Show every line of the records below that contains the word "исследования".

## START Input for this task

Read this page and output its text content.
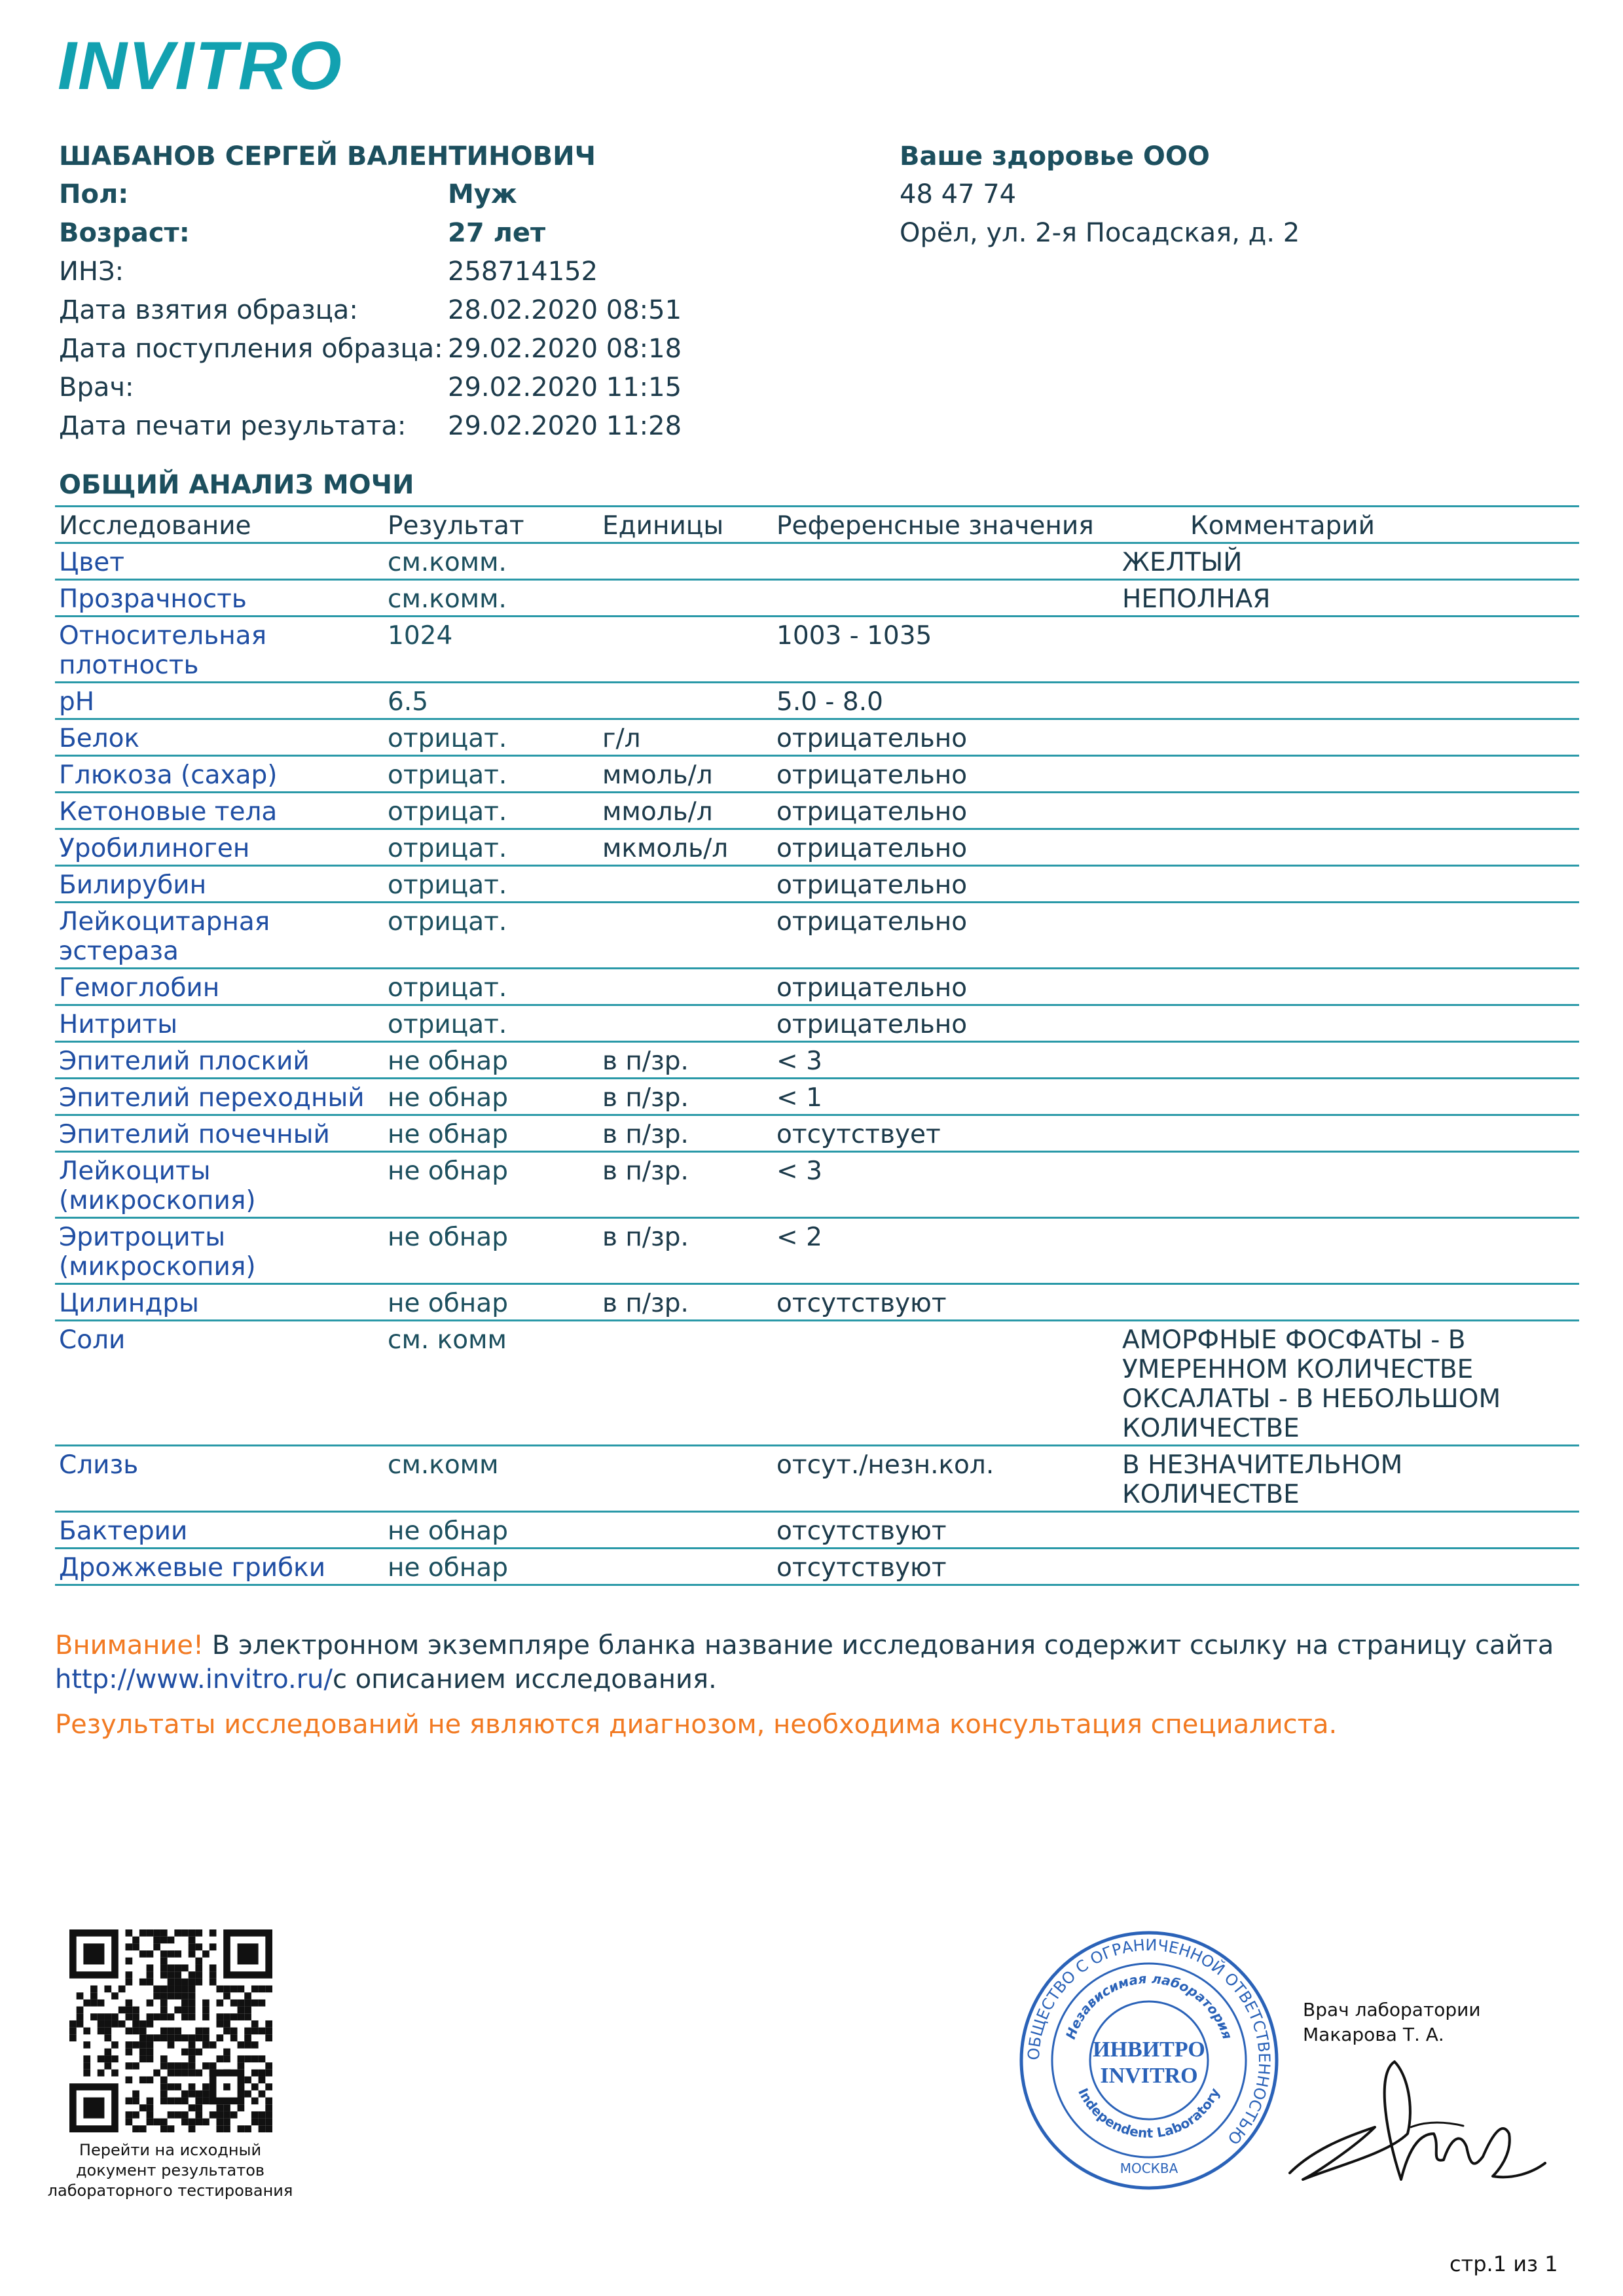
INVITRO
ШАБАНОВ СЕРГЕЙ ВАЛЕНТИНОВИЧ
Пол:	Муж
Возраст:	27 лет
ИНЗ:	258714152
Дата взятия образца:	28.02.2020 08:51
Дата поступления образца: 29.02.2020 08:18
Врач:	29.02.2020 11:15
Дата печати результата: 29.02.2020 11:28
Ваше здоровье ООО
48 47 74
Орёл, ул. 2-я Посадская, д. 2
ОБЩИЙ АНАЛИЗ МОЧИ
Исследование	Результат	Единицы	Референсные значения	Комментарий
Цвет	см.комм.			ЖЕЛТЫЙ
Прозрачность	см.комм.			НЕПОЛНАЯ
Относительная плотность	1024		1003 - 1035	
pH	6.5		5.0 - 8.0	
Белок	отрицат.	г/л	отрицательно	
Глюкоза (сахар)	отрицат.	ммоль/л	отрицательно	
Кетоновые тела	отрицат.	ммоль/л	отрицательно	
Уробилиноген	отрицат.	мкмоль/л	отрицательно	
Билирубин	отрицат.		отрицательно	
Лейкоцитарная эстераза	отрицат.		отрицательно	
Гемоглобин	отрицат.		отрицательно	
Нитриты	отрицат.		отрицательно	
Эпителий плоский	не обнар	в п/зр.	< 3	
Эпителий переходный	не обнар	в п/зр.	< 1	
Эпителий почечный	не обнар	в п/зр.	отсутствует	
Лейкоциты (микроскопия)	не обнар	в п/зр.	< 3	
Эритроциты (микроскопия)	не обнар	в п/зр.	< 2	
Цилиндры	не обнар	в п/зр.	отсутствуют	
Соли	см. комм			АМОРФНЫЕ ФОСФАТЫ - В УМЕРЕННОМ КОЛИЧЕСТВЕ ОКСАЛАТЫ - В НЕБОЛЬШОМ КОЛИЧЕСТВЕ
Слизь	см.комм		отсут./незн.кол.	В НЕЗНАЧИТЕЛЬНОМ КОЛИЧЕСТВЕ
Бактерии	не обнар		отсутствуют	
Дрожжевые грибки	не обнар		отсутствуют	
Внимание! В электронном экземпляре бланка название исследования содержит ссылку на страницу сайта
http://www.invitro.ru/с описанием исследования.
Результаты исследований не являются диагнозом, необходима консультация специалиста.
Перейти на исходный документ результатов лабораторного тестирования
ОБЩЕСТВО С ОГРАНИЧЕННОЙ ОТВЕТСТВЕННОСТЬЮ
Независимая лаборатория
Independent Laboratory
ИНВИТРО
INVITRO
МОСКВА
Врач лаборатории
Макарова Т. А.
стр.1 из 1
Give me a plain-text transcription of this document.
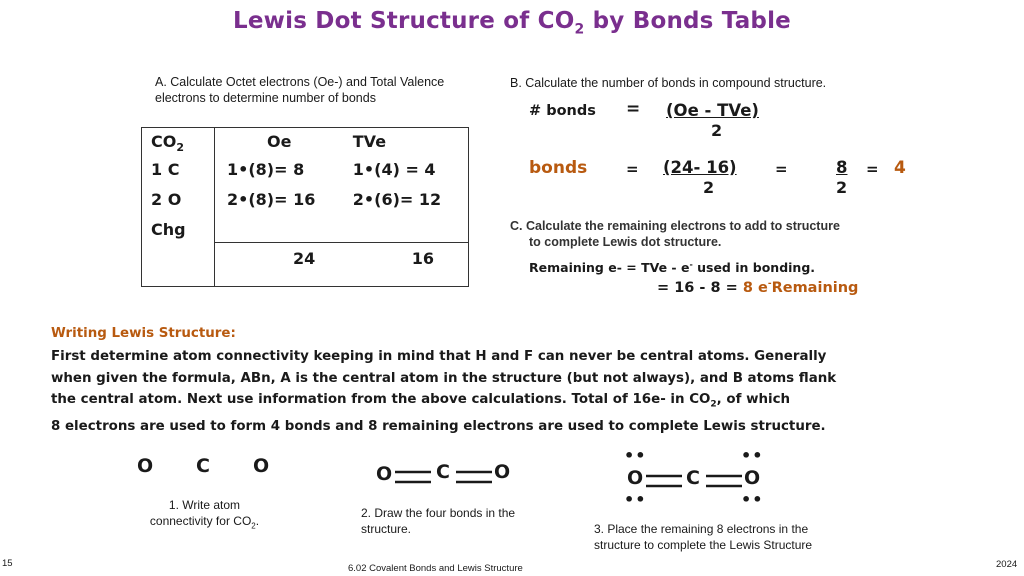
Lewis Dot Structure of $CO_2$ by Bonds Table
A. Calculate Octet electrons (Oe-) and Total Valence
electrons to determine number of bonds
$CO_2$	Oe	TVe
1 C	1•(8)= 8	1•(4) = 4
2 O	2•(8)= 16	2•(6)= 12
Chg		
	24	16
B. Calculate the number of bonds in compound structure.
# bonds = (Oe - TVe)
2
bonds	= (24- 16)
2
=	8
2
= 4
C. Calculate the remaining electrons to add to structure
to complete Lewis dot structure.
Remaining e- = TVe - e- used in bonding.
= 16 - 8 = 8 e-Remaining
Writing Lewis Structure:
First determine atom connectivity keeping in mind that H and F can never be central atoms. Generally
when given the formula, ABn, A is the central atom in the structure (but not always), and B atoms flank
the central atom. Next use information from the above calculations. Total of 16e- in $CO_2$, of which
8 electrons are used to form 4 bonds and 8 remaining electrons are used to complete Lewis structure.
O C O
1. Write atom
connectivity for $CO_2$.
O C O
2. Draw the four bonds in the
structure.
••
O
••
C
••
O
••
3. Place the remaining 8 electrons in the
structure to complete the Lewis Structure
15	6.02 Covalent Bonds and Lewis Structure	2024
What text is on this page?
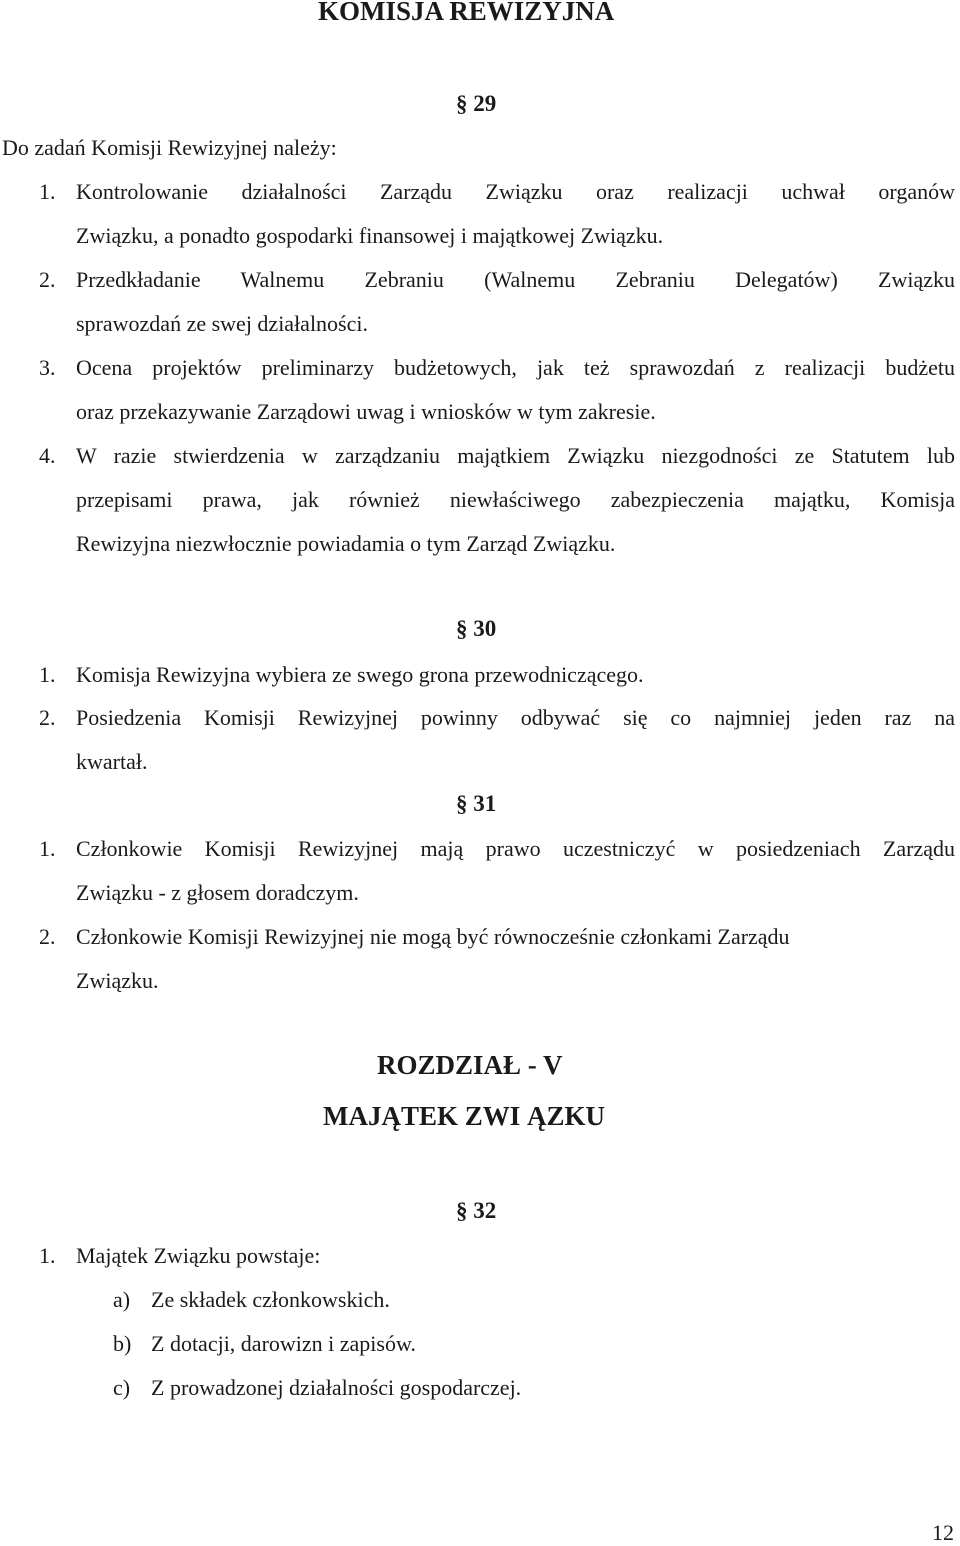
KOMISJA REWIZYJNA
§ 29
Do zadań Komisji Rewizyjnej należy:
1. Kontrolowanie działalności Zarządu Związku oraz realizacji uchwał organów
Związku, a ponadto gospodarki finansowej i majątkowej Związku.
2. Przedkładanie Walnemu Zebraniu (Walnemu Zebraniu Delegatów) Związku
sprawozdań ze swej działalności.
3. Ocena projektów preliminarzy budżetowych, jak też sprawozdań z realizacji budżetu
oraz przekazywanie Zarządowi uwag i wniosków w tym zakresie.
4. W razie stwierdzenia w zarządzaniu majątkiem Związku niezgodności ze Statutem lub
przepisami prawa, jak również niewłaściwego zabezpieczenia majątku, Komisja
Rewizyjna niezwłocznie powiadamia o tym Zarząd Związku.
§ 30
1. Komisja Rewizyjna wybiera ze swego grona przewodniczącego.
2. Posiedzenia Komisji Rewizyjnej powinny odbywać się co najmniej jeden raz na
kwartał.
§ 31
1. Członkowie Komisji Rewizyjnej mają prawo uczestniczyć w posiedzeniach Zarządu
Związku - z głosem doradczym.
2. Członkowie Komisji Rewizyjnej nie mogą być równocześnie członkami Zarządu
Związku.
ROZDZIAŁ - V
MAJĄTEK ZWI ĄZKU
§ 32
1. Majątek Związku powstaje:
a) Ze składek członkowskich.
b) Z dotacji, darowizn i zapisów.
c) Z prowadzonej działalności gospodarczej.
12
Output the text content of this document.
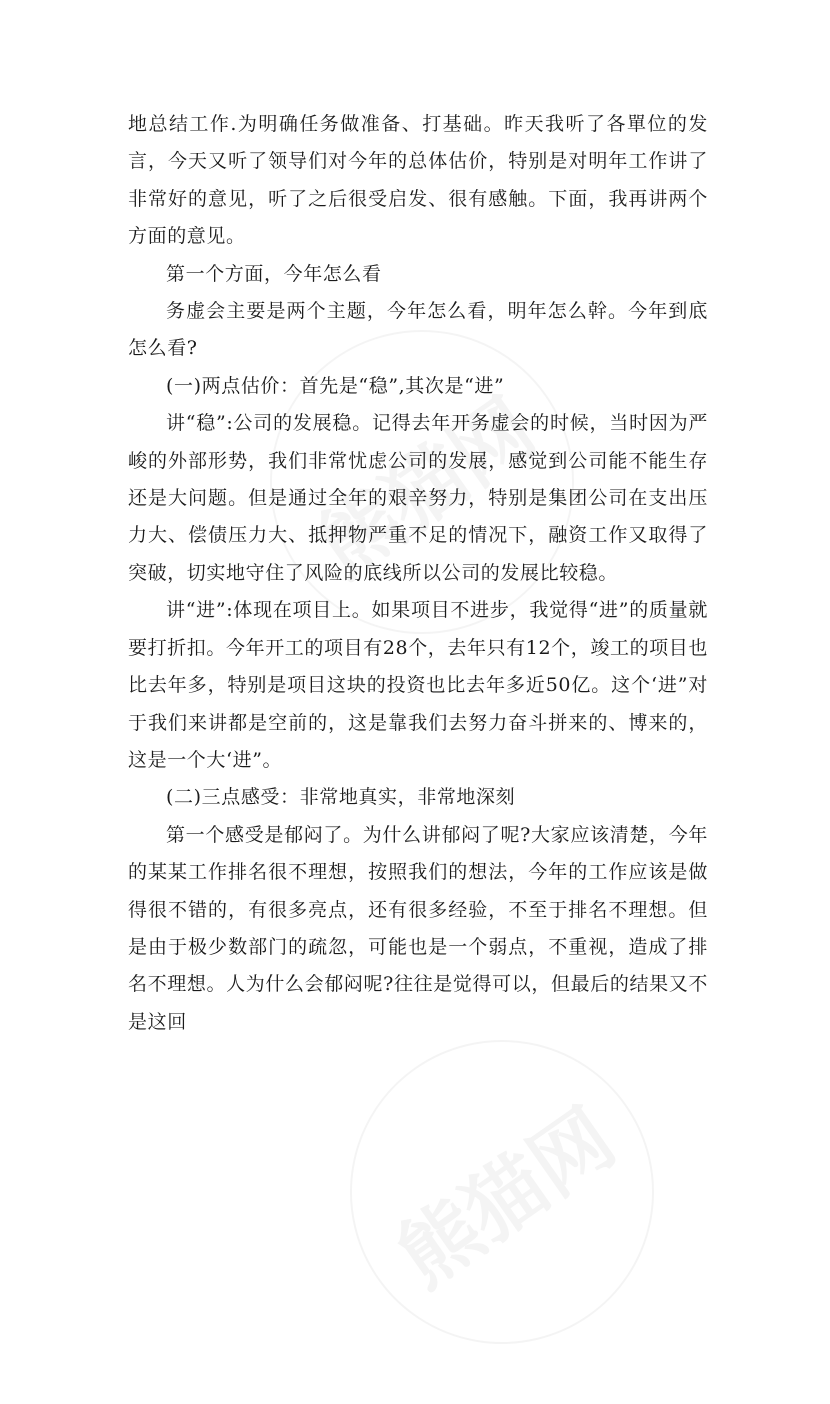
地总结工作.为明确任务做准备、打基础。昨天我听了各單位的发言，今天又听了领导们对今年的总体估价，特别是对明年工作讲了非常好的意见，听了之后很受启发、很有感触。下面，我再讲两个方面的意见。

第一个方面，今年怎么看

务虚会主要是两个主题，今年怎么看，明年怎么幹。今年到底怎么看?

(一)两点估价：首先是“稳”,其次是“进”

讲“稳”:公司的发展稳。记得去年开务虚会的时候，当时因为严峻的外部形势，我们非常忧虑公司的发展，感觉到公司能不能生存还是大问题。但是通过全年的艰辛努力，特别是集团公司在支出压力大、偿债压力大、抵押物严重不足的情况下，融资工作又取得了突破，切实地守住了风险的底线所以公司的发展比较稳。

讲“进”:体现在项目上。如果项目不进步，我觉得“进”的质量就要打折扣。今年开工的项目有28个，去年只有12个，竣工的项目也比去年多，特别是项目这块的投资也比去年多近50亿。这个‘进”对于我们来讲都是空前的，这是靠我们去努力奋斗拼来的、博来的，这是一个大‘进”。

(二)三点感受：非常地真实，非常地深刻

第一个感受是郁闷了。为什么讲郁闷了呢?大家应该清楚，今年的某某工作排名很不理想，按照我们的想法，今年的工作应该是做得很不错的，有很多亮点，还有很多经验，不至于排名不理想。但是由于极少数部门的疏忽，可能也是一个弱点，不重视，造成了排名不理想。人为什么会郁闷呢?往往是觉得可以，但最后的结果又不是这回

## END Input for this task

• Result:
Внимание! В электронном экземпляре бланка название исследования содержит ссылку на страницу сайта
http://www.invitro.ru/с описанием исследования.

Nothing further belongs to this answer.